=== TEXT PROVIDED ===
▬▬▬▬▬▬▬▬▬▬

"Move Rapidminer project from one eclipse installation to another"

leitold · September 2015

Hello,

after not working on the project for a long time, I am finally in the process of finishing my Rapidminer extension to implement a method from computational physics. Now, in order to test it thoroughly, I would like to copy my whole Eclipse project to another machine, ideally on another platform (I did the development on Linux and would like to test everything on Mac OS and / or Windows as well).

So, in Eclipse, I did a File -> Export -> Archive File on the source machine, and then the same with "Import" on the target machine. However, there RM simply fails to run with the error "Could not find or load main class com.rapidminer.gui.RapidMinerGUI". The problem persists whether the target machine runs Linux or Mac OS, as a matter of fact, the Linux target is actually just the same Eclipse version on another user account of my source machine. It seems to me that some configuration is left from the original project that prevents the new project from properly executing RM, but I have so far not found out what exactly is the problem.

Thanks a lot for your help in advance!
Lennex

Marco_Boeck · September 2015

Hi,

I assume the goal is to test the extension on different OS? If so, you can just install Studio on these systems and place your extension in the USER_HOME/.RapidMiner/extensions folder. It will be picked up by Studio 6.4 and later and will be loaded by Studio.

Regards,
Marco

MartinLiebig · September 2015

Hi Lennex,

just for the record - i am very interested in that extension. I am holding a PhD in astro particle physics. Thus i am always curious what other physicists are doing with RM.

▬▬▬▬▬▬▬▬▬▬

=== RECORDED DATA ===
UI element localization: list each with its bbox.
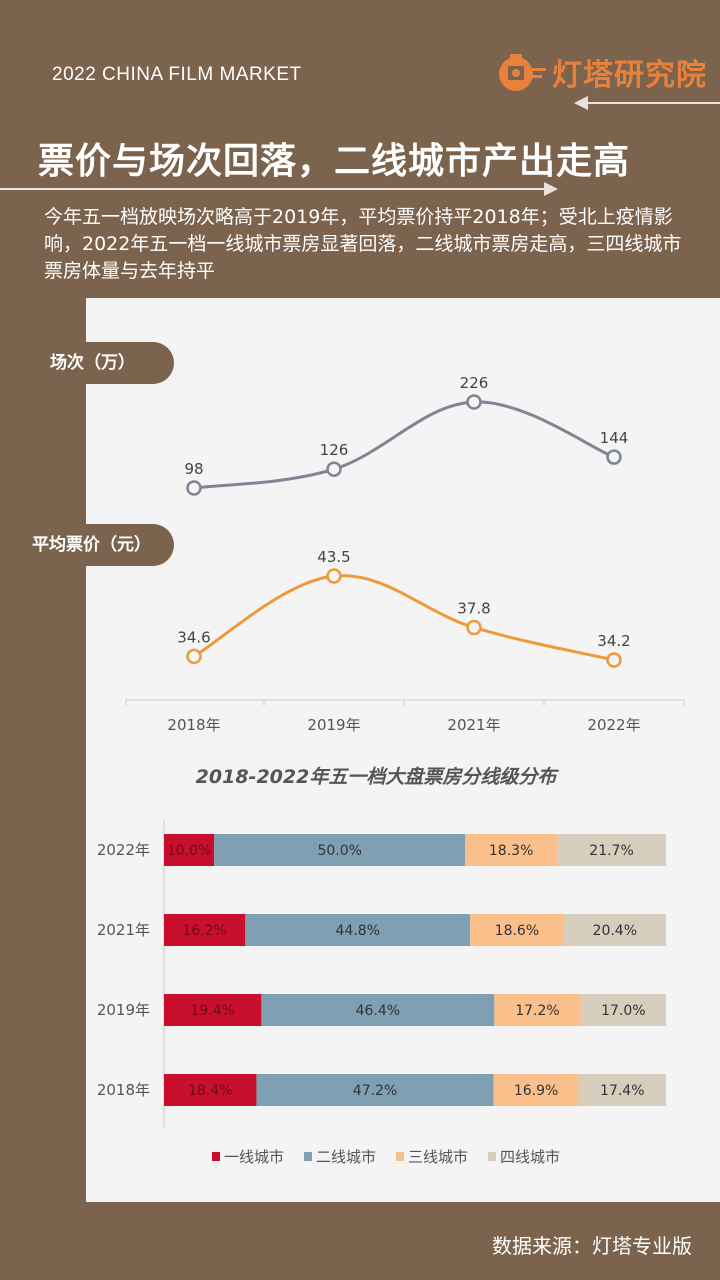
bar-value-label: 10.0% — [167, 843, 211, 859]
bar-chart-title: 2018-2022年五一档大盘票房分线级分布 — [195, 766, 557, 788]
data-point — [326, 568, 342, 584]
bar-segment — [245, 914, 471, 946]
data-point — [606, 449, 622, 465]
bar-value-label: 17.4% — [600, 1083, 644, 1099]
tag-avg-price-label: 平均票价（元） — [32, 535, 151, 555]
bar-segment — [256, 1074, 494, 1106]
bar-value-label: 17.2% — [515, 1003, 559, 1019]
legend-swatch — [488, 1152, 496, 1161]
brand-name: 灯塔研究院 — [552, 58, 707, 93]
bar-segment — [580, 994, 666, 1026]
data-label: 37.8 — [457, 599, 490, 617]
legend-label: 三线城市 — [408, 1148, 468, 1166]
headline: 票价与场次回落，二线城市产出走高 — [38, 141, 631, 182]
data-point — [606, 652, 622, 668]
bar-value-label: 20.4% — [593, 923, 637, 939]
data-label: 126 — [320, 441, 349, 459]
x-tick-label: 2019年 — [307, 716, 360, 734]
bar-segment — [494, 994, 581, 1026]
bar-value-label: 47.2% — [353, 1083, 397, 1099]
bar-value-label: 18.3% — [489, 843, 533, 859]
data-label: 144 — [600, 429, 629, 447]
legend-label: 一线城市 — [224, 1148, 284, 1166]
bar-value-label: 21.7% — [589, 843, 633, 859]
data-point — [466, 619, 482, 636]
bar-value-label: 50.0% — [317, 843, 361, 859]
source-note: 数据来源：灯塔专业版 — [492, 1234, 692, 1258]
bar-segment — [164, 914, 246, 946]
top-arrow-line — [582, 102, 720, 104]
bar-value-label: 46.4% — [356, 1003, 400, 1019]
intro-text: 今年五一档放映场次略高于2019年，平均票价持平2018年；受北上疫情影响，20… — [44, 206, 682, 282]
brand-logo: 灯塔研究院 — [494, 44, 714, 100]
legend-label: 四线城市 — [500, 1148, 560, 1166]
data-label: 43.5 — [317, 548, 350, 566]
bar-segment — [578, 1074, 666, 1106]
y-tick-label: 2021年 — [97, 921, 150, 939]
x-tick-label: 2018年 — [167, 716, 220, 734]
bar-segment — [164, 834, 215, 866]
mid-arrow-line — [0, 188, 548, 190]
bar-value-label: 44.8% — [336, 923, 380, 939]
legend-label: 二线城市 — [316, 1148, 376, 1166]
bar-segment — [214, 834, 466, 866]
bar-value-label: 18.4% — [188, 1083, 232, 1099]
arrow-head-left-icon — [574, 96, 588, 110]
arrow-head-right-icon — [544, 182, 558, 196]
bar-value-label: 18.6% — [495, 923, 539, 939]
bar-segment — [164, 1074, 257, 1106]
tag-avg-price: 平均票价（元） — [0, 524, 174, 566]
y-tick-label: 2018年 — [97, 1081, 150, 1099]
series-line — [193, 400, 615, 490]
bar-segment — [563, 914, 666, 946]
bar-segment — [557, 834, 666, 866]
legend-swatch — [212, 1152, 220, 1161]
bar-value-label: 17.0% — [601, 1003, 645, 1019]
x-tick-label: 2021年 — [447, 716, 500, 734]
data-point — [186, 648, 202, 665]
legend-swatch — [304, 1152, 312, 1161]
lighthouse-icon — [499, 54, 546, 91]
y-tick-label: 2019年 — [97, 1001, 150, 1019]
data-point — [186, 480, 202, 496]
bar-value-label: 19.4% — [190, 1003, 234, 1019]
tag-screenings-label: 场次（万） — [50, 353, 135, 373]
bar-segment — [164, 994, 262, 1026]
chart-panel — [86, 298, 720, 1202]
bar-segment — [470, 914, 564, 946]
legend-swatch — [396, 1152, 404, 1161]
tag-screenings: 场次（万） — [0, 342, 174, 384]
data-label: 34.2 — [597, 632, 630, 650]
line-chart: 2018年 2019年 2021年 2022年 98 126 226 144 34.6 43.5 3… — [125, 374, 685, 734]
data-label: 34.6 — [177, 628, 210, 646]
bar-value-label: 16.9% — [514, 1083, 558, 1099]
top-title: 2022 CHINA FILM MARKET — [52, 64, 302, 85]
y-tick-label: 2022年 — [97, 841, 150, 859]
data-point — [466, 394, 482, 410]
data-label: 226 — [460, 374, 489, 392]
bar-value-label: 16.2% — [182, 923, 226, 939]
bar-segment — [261, 994, 495, 1026]
bar-segment — [465, 834, 558, 866]
data-point — [326, 461, 342, 477]
bar-chart: 2022年 10.0% 50.0% 18.3% 21.7% 2021年 16.2% 44.8%… — [97, 820, 666, 1166]
x-tick-label: 2022年 — [587, 716, 640, 734]
data-label: 98 — [184, 460, 203, 478]
series-line — [193, 574, 615, 662]
bar-segment — [493, 1074, 579, 1106]
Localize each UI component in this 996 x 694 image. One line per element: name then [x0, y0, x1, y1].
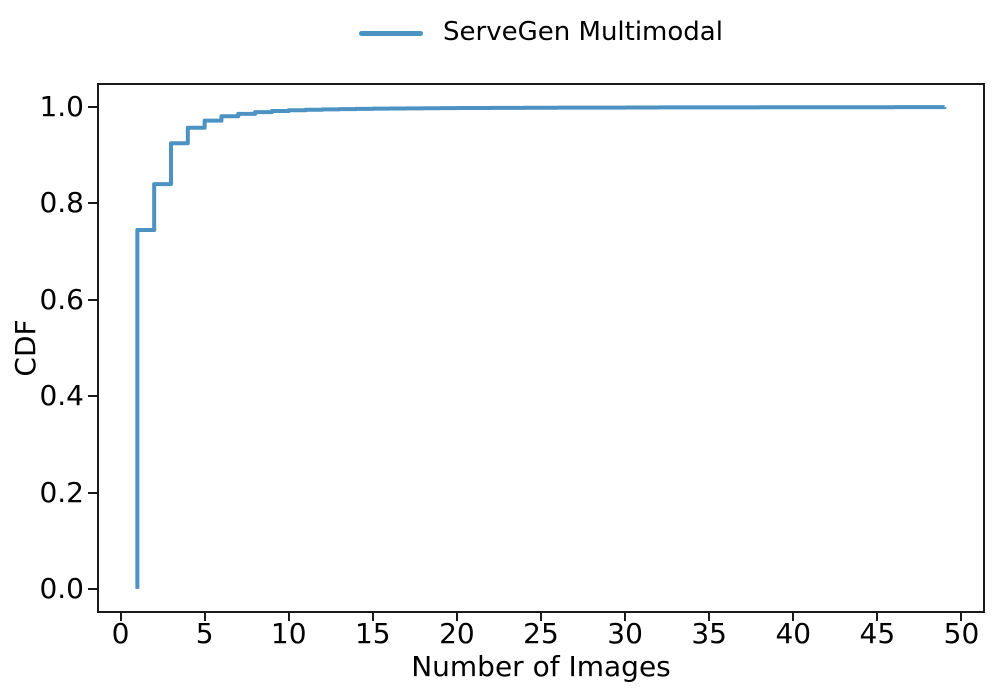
y-tick-mark: [88, 202, 97, 205]
x-tick-mark: [203, 612, 206, 621]
x-tick-mark: [792, 612, 795, 621]
y-axis-label: CDF: [8, 319, 42, 377]
y-tick-mark: [88, 587, 97, 590]
x-tick-mark: [119, 612, 122, 621]
x-tick-label: 15: [354, 617, 391, 650]
x-axis-label: Number of Images: [411, 650, 671, 683]
y-tick-mark: [88, 395, 97, 398]
x-tick-mark: [371, 612, 374, 621]
x-tick-mark: [960, 612, 963, 621]
cdf-step-line: [135, 105, 947, 589]
cdf-curve: [135, 105, 947, 589]
legend-line-swatch: [359, 30, 424, 36]
x-tick-label: 10: [270, 617, 307, 650]
x-tick-label: 40: [775, 617, 812, 650]
y-tick-label: 1.0: [39, 89, 84, 123]
x-tick-label: 5: [195, 617, 214, 650]
y-tick-label: 0.8: [39, 186, 84, 220]
y-tick-label: 0.6: [39, 282, 84, 316]
x-tick-label: 50: [943, 617, 980, 650]
y-tick-mark: [88, 298, 97, 301]
x-tick-mark: [287, 612, 290, 621]
x-tick-label: 25: [523, 617, 559, 650]
x-tick-label: 30: [607, 617, 643, 650]
x-tick-mark: [624, 612, 627, 621]
legend-label: ServeGen Multimodal: [443, 17, 723, 48]
x-tick-label: 0: [111, 617, 130, 650]
x-tick-mark: [455, 612, 458, 621]
y-tick-mark: [88, 106, 97, 109]
legend: ServeGen Multimodal: [97, 10, 985, 56]
x-tick-label: 20: [439, 617, 475, 650]
x-tick-label: 35: [691, 617, 727, 650]
y-tick-mark: [88, 491, 97, 494]
x-tick-mark: [540, 612, 542, 621]
plot-area: [97, 83, 985, 613]
y-tick-label: 0.2: [39, 475, 84, 509]
x-tick-label: 45: [859, 617, 896, 650]
y-tick-label: 0.4: [39, 379, 84, 413]
x-tick-mark: [708, 612, 711, 621]
x-tick-mark: [876, 612, 879, 621]
y-tick-label: 0.0: [39, 571, 84, 605]
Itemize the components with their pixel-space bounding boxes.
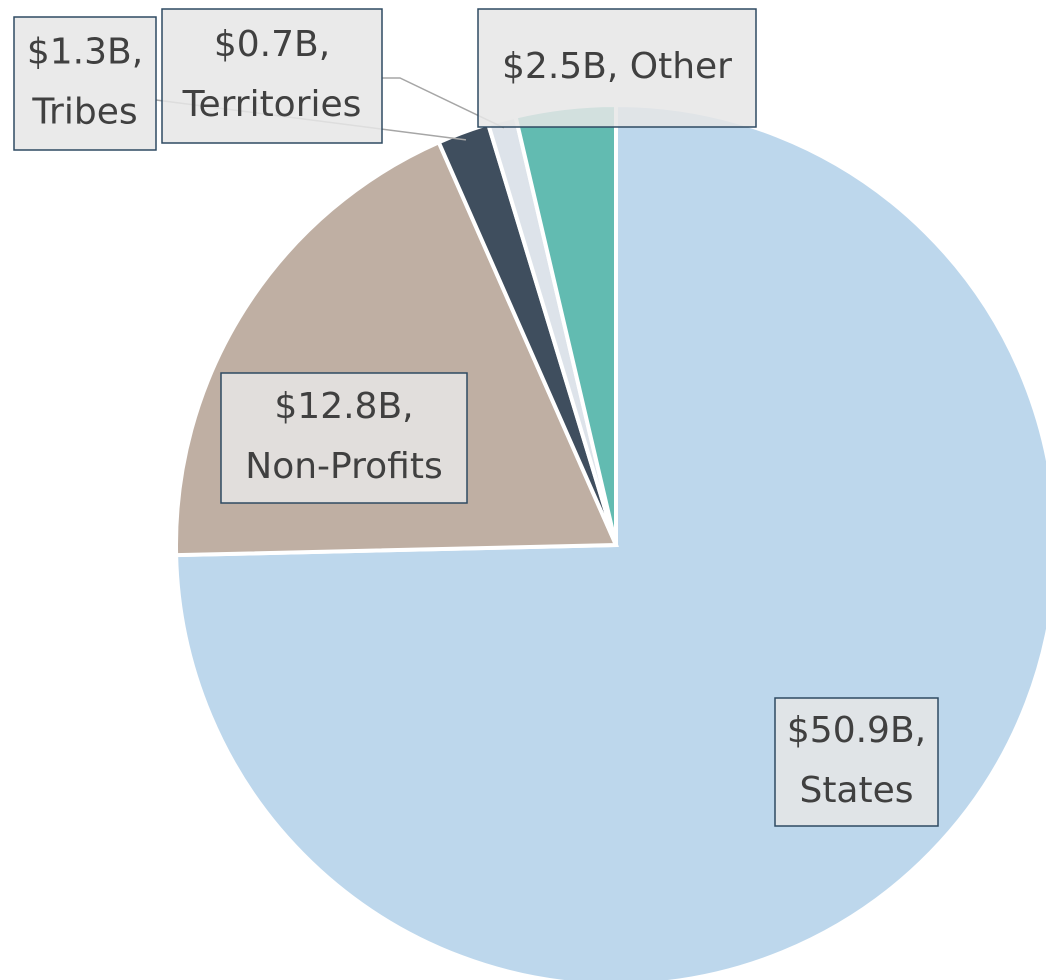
- data-label: $2.5B, Other: [502, 46, 732, 87]
- category-label: Tribes: [31, 92, 137, 133]
- value-label: $0.7B,: [214, 24, 330, 65]
- label-box: [220, 372, 468, 504]
- leader-line: [382, 77, 505, 129]
- label-box: [161, 8, 383, 144]
- category-label: Non-Profits: [245, 446, 442, 487]
- value-label: $1.3B,: [27, 32, 143, 73]
- value-label: $12.8B,: [274, 386, 413, 427]
- label-box: [13, 16, 157, 151]
- label-box: [477, 8, 757, 128]
- value-label: $2.5B,: [502, 46, 618, 87]
- category-label: Other: [630, 46, 732, 87]
- label-box: [774, 697, 939, 827]
- category-label: Territories: [182, 84, 362, 125]
- value-label: $50.9B,: [787, 710, 926, 751]
- category-label: States: [799, 770, 913, 811]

▬▬▬▬▬▬▬▬▬▬

=== WHAT THIS EXERCISE ASKS ===
a - Answer these about the RapidMiner forum thread:
(i) On which platform was the extension developed?
(ii) Into which folder does Marco_Boeck say the extension should be placed?
(iii) In what field does MartinLiebig hold a PhD?
b - Extend the RapidMiner forum thread from the point where it stops.
The rows come from a separate source and have nothing to do with this thread.

=== REPLIES ===
a -
(i) Linux
(ii) USER_HOME/.RapidMiner/extensions
(iii) Astro particle physics

b -
Cheers,
Martin

leitold · September 2015

Marco Boeck wrote:

I assume the goal is to test the extension on different OS? If so, you can just install Studio on these systems and place your extension in the USER_HOME/.RapidMiner/extensions folder. It will be picked up by Studio 6.4 and later and will be loaded by Studio.

Hello Marco, thanks for your suggestion. I actually use the community version 5.3, the the folder is lib/plugins in that case. The problem with that approach is, on Mac OS my extension does not work properly. In particular, some of the settings in the operator have no effect, i. e. are not saved by RM at all, and hence the operator fails. So I thought it would be a good idea for debugging to copy the whole project to the Mac OS machine, and not only the extension. Strangely enough, on another Linux machine my extension works fine.

@Martin:
Don't worry, I will post the final result here soon :-).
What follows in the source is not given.